Of the lines in the entries, how many hold the word "name"? Give that number alone.

§ Source records
________
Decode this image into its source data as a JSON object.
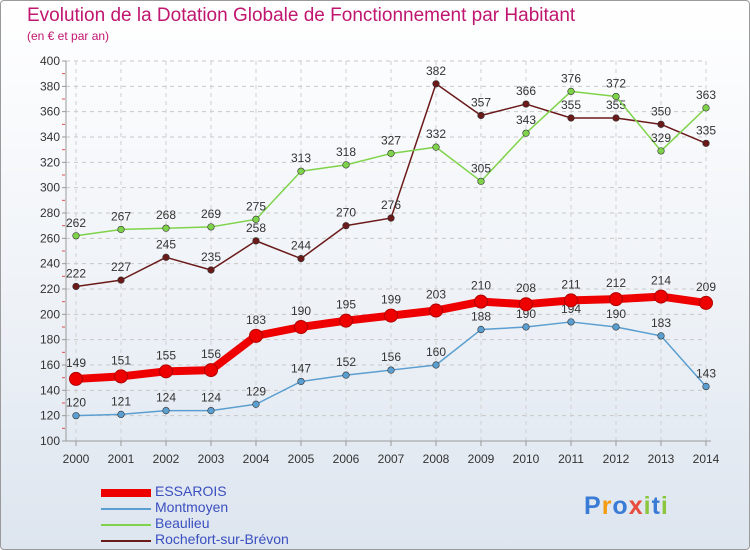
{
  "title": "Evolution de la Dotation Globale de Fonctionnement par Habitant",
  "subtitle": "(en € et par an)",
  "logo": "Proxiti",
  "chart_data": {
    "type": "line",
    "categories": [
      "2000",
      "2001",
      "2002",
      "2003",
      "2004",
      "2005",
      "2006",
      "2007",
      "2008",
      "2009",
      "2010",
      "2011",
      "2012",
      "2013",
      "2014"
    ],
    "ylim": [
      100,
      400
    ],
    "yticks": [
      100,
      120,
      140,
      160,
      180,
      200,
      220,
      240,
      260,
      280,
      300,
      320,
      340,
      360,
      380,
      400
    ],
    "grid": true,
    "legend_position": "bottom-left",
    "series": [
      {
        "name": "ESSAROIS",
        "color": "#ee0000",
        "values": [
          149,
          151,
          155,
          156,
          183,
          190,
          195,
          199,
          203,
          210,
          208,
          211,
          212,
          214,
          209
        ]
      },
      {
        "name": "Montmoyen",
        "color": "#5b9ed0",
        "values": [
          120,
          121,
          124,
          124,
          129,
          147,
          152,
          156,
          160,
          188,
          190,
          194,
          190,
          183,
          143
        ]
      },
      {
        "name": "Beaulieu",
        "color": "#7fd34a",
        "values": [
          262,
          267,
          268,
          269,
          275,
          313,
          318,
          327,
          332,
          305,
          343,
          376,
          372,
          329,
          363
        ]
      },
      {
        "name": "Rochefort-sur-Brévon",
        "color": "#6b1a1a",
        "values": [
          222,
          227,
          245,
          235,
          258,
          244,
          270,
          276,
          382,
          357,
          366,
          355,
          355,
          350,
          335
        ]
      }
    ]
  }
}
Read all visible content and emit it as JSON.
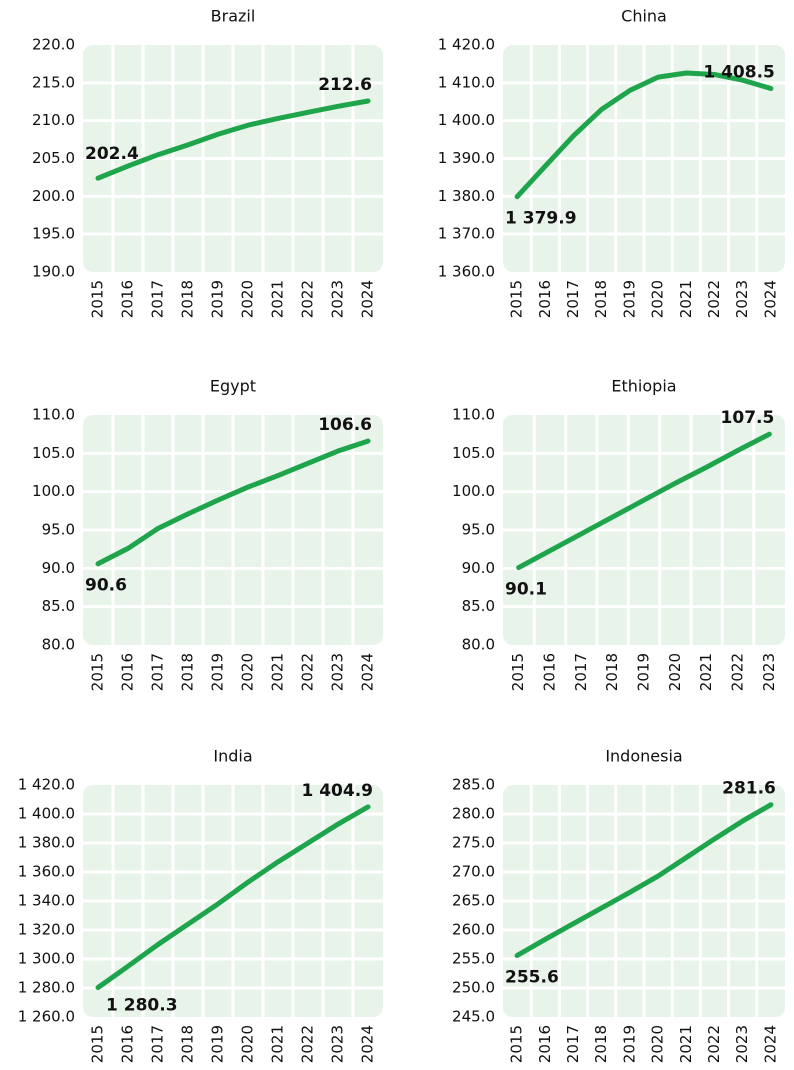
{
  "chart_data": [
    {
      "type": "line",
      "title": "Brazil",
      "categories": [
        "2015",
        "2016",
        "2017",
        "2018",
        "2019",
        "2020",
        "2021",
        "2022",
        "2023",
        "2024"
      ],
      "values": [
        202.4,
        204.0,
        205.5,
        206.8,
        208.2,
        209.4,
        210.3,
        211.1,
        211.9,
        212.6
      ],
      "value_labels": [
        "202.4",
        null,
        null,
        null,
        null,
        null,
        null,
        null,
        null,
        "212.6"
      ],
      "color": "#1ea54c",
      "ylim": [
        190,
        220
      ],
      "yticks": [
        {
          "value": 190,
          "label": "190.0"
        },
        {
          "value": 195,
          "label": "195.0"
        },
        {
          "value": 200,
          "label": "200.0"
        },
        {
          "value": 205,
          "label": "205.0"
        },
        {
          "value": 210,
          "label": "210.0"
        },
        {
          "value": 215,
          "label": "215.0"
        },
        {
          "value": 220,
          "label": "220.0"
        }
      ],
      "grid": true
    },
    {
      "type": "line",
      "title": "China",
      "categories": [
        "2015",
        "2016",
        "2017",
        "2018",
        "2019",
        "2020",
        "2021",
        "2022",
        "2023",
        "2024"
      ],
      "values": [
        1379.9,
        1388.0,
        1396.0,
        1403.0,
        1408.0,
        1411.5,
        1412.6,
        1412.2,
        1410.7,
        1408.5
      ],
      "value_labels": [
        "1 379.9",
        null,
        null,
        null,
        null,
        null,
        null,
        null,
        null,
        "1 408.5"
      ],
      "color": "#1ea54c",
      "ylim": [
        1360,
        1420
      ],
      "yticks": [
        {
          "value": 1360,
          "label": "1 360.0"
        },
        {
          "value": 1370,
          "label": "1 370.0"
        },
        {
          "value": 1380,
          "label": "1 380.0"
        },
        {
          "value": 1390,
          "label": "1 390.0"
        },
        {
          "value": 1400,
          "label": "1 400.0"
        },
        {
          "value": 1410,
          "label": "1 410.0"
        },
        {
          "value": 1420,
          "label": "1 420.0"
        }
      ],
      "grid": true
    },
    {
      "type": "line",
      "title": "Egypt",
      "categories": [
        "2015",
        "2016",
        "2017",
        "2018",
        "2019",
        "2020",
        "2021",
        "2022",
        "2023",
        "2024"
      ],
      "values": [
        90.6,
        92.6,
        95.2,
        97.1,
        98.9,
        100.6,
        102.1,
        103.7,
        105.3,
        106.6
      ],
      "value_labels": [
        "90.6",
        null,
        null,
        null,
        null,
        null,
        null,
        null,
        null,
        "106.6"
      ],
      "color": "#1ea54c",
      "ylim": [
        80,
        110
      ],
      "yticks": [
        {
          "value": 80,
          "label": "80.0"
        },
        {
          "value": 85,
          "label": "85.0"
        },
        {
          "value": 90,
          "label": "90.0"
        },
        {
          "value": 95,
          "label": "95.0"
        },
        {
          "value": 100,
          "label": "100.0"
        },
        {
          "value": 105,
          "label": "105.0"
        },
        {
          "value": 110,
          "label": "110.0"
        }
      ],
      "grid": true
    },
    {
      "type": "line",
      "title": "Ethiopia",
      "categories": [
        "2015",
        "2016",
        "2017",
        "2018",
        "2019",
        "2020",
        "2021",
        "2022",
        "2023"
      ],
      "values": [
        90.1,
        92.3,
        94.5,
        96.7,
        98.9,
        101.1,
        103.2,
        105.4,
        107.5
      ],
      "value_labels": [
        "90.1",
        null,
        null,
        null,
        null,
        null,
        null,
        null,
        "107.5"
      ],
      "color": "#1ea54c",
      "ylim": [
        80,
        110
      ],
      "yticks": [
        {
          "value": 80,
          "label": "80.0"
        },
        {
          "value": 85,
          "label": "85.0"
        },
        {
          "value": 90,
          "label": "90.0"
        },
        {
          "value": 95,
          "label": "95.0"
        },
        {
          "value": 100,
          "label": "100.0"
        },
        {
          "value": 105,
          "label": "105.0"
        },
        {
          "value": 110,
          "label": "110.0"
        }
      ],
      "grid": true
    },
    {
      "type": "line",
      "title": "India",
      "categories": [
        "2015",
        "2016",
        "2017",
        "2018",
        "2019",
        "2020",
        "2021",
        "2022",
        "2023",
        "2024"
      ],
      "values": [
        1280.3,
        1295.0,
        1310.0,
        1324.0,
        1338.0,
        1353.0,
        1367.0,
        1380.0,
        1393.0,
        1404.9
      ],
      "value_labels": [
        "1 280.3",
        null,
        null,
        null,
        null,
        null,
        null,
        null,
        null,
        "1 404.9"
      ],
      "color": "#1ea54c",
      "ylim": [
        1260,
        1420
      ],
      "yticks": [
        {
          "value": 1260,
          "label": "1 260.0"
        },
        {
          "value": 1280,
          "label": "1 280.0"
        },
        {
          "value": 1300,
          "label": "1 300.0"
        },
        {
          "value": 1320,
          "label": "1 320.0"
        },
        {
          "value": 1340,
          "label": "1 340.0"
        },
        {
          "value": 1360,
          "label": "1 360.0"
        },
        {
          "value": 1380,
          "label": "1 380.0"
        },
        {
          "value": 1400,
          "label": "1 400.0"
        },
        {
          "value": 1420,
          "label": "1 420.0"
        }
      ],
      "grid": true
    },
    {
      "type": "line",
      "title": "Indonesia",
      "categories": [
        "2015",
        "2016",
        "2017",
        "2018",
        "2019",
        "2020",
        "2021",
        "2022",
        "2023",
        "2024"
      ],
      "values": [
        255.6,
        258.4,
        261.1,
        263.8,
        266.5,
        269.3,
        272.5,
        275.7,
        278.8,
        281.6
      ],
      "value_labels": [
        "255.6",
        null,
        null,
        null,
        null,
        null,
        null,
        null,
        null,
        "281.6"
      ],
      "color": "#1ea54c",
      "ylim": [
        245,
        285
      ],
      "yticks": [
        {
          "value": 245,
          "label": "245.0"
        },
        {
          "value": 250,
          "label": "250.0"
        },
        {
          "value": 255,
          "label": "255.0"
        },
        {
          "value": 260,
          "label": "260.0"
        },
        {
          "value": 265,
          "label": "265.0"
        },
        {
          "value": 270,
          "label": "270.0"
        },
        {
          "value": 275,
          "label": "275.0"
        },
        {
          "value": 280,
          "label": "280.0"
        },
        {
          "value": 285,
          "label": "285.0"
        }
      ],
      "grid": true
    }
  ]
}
________
§ Answer for this exercise
4